BEGIN Records for this task

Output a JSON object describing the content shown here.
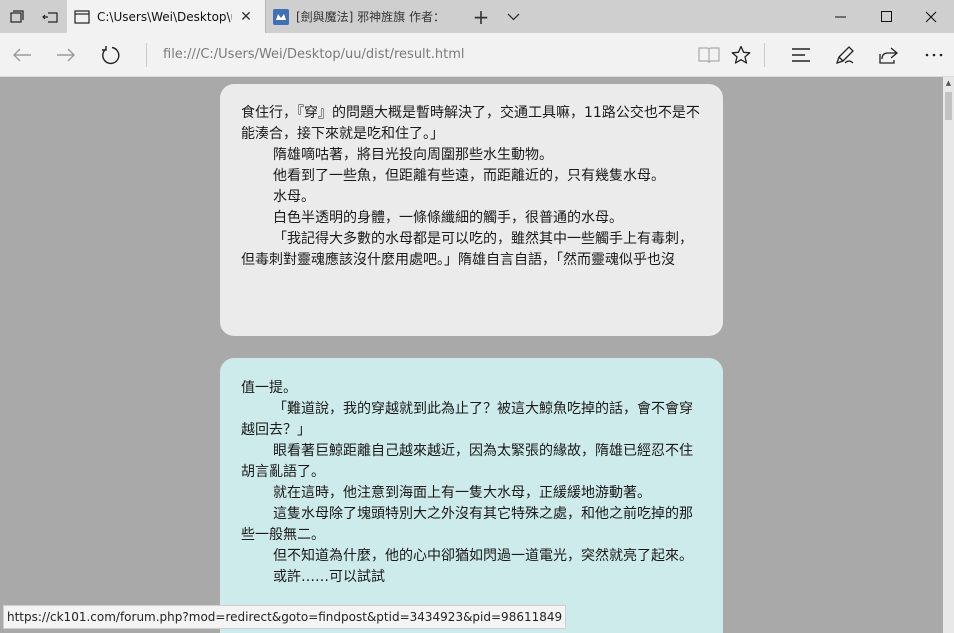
{
  "tabs": [
    {
      "title": "C:\\Users\\Wei\\Desktop\\u",
      "active": true
    },
    {
      "title": "[劍與魔法] 邪神旌旗 作者：",
      "active": false
    }
  ],
  "address": {
    "url": "file:///C:/Users/Wei/Desktop/uu/dist/result.html"
  },
  "card1": {
    "lines": [
      "食住行，『穿』的問題大概是暫時解決了，交通工具嘛，11路公交也不是不能湊合，接下來就是吃和住了。」",
      "隋雄嘀咕著，將目光投向周圍那些水生動物。",
      "他看到了一些魚，但距離有些遠，而距離近的，只有幾隻水母。",
      "水母。",
      "白色半透明的身體，一條條纖細的觸手，很普通的水母。",
      "「我記得大多數的水母都是可以吃的，雖然其中一些觸手上有毒刺，但毒刺對靈魂應該沒什麼用處吧。」隋雄自言自語，「然而靈魂似乎也沒"
    ]
  },
  "card2": {
    "lines": [
      "值一提。",
      "「難道說，我的穿越就到此為止了？被這大鯨魚吃掉的話，會不會穿越回去？」",
      "眼看著巨鯨距離自己越來越近，因為太緊張的緣故，隋雄已經忍不住胡言亂語了。",
      "就在這時，他注意到海面上有一隻大水母，正緩緩地游動著。",
      "這隻水母除了塊頭特別大之外沒有其它特殊之處，和他之前吃掉的那些一般無二。",
      "但不知道為什麼，他的心中卻猶如閃過一道電光，突然就亮了起來。",
      "或許……可以試試"
    ]
  },
  "status_url": "https://ck101.com/forum.php?mod=redirect&goto=findpost&ptid=3434923&pid=98611849",
  "colors": {
    "card_gray": "#ebebeb",
    "card_cyan": "#cdebea",
    "page_bg": "#a9a9a9"
  }
}
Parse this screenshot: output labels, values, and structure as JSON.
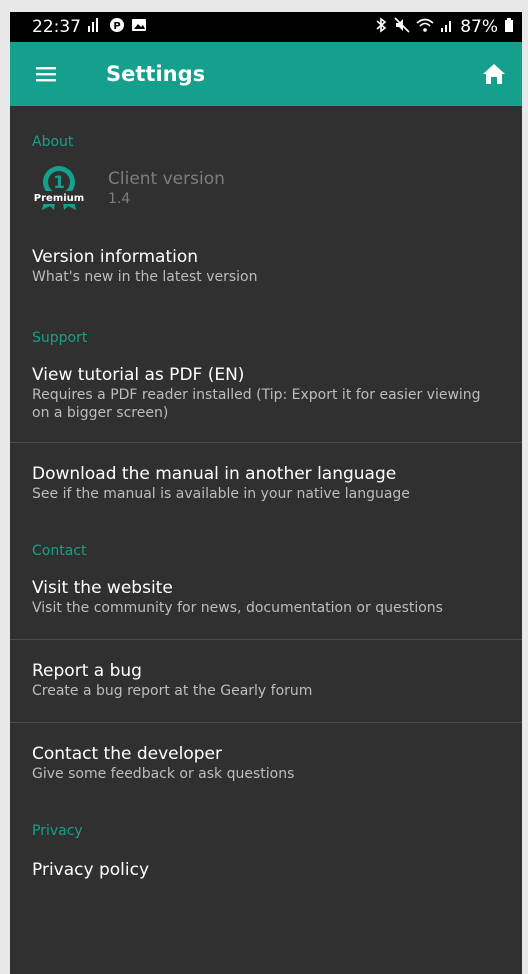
{
  "status_bar": {
    "time": "22:37",
    "battery": "87%"
  },
  "app_bar": {
    "title": "Settings",
    "menu_icon": "hamburger-menu-icon",
    "home_icon": "home-icon"
  },
  "sections": {
    "about": {
      "header": "About",
      "badge_text": "Premium",
      "badge_number": "1",
      "client_version_label": "Client version",
      "client_version_value": "1.4",
      "version_info_title": "Version information",
      "version_info_sub": "What's new in the latest version"
    },
    "support": {
      "header": "Support",
      "tutorial_title": "View tutorial as PDF (EN)",
      "tutorial_sub": "Requires a PDF reader installed (Tip: Export it for easier viewing on a bigger screen)",
      "manual_title": "Download the manual in another language",
      "manual_sub": "See if the manual is available in your native language"
    },
    "contact": {
      "header": "Contact",
      "website_title": "Visit the website",
      "website_sub": "Visit the community for news, documentation or questions",
      "bug_title": "Report a bug",
      "bug_sub": "Create a bug report at the Gearly forum",
      "developer_title": "Contact the developer",
      "developer_sub": "Give some feedback or ask questions"
    },
    "privacy": {
      "header": "Privacy",
      "policy_title": "Privacy policy"
    }
  },
  "colors": {
    "accent": "#14a08c",
    "background": "#303030",
    "section_header": "#16a08b"
  }
}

END Records for this task

→ **What is being asked**
In the copy, include no pictures; restate the listing above exactly.

→ **Full output**
Output a JSON object describing the content shown here.
{
  "tabs": [
    {
      "title": "C:\\Users\\Wei\\Desktop\\u",
      "active": true
    },
    {
      "title": "[劍與魔法] 邪神旌旗 作者：",
      "active": false
    }
  ],
  "address": {
    "url": "file:///C:/Users/Wei/Desktop/uu/dist/result.html"
  },
  "card1": {
    "lines": [
      "食住行，『穿』的問題大概是暫時解決了，交通工具嘛，11路公交也不是不能湊合，接下來就是吃和住了。」",
      "隋雄嘀咕著，將目光投向周圍那些水生動物。",
      "他看到了一些魚，但距離有些遠，而距離近的，只有幾隻水母。",
      "水母。",
      "白色半透明的身體，一條條纖細的觸手，很普通的水母。",
      "「我記得大多數的水母都是可以吃的，雖然其中一些觸手上有毒刺，但毒刺對靈魂應該沒什麼用處吧。」隋雄自言自語，「然而靈魂似乎也沒"
    ]
  },
  "card2": {
    "lines": [
      "值一提。",
      "「難道說，我的穿越就到此為止了？被這大鯨魚吃掉的話，會不會穿越回去？」",
      "眼看著巨鯨距離自己越來越近，因為太緊張的緣故，隋雄已經忍不住胡言亂語了。",
      "就在這時，他注意到海面上有一隻大水母，正緩緩地游動著。",
      "這隻水母除了塊頭特別大之外沒有其它特殊之處，和他之前吃掉的那些一般無二。",
      "但不知道為什麼，他的心中卻猶如閃過一道電光，突然就亮了起來。",
      "或許……可以試試"
    ]
  },
  "status_url": "https://ck101.com/forum.php?mod=redirect&goto=findpost&ptid=3434923&pid=98611849",
  "colors": {
    "card_gray": "#ebebeb",
    "card_cyan": "#cdebea",
    "page_bg": "#a9a9a9"
  }
}
Parse this screenshot: output labels, values, and structure as JSON.
{
  "status_bar": {
    "time": "22:37",
    "battery": "87%"
  },
  "app_bar": {
    "title": "Settings",
    "menu_icon": "hamburger-menu-icon",
    "home_icon": "home-icon"
  },
  "sections": {
    "about": {
      "header": "About",
      "badge_text": "Premium",
      "badge_number": "1",
      "client_version_label": "Client version",
      "client_version_value": "1.4",
      "version_info_title": "Version information",
      "version_info_sub": "What's new in the latest version"
    },
    "support": {
      "header": "Support",
      "tutorial_title": "View tutorial as PDF (EN)",
      "tutorial_sub": "Requires a PDF reader installed (Tip: Export it for easier viewing on a bigger screen)",
      "manual_title": "Download the manual in another language",
      "manual_sub": "See if the manual is available in your native language"
    },
    "contact": {
      "header": "Contact",
      "website_title": "Visit the website",
      "website_sub": "Visit the community for news, documentation or questions",
      "bug_title": "Report a bug",
      "bug_sub": "Create a bug report at the Gearly forum",
      "developer_title": "Contact the developer",
      "developer_sub": "Give some feedback or ask questions"
    },
    "privacy": {
      "header": "Privacy",
      "policy_title": "Privacy policy"
    }
  },
  "colors": {
    "accent": "#14a08c",
    "background": "#303030",
    "section_header": "#16a08b"
  }
}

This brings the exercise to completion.